The exercise
From the entries below, gather each line containing the word "institutions".

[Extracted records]

# # # # # # #

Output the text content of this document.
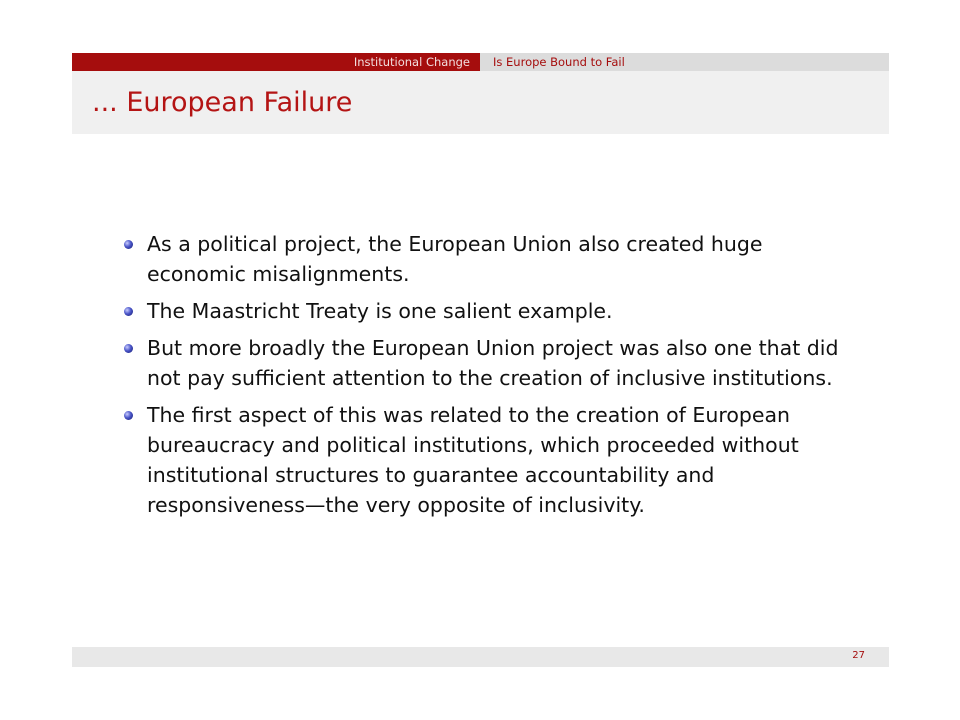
Institutional Change	Is Europe Bound to Fail
... European Failure
As a political project, the European Union also created huge economic misalignments.
The Maastricht Treaty is one salient example.
But more broadly the European Union project was also one that did not pay sufficient attention to the creation of inclusive institutions.
The first aspect of this was related to the creation of European bureaucracy and political institutions, which proceeded without institutional structures to guarantee accountability and responsiveness—the very opposite of inclusivity.
27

# # # # # # #

Answer to this exercise
But more broadly the European Union project was also one that did not pay sufficient attention to the creation of inclusive institutions.
The first aspect of this was related to the creation of European bureaucracy and political institutions, which proceeded without institutional structures to guarantee accountability and responsiveness—the very opposite of inclusivity.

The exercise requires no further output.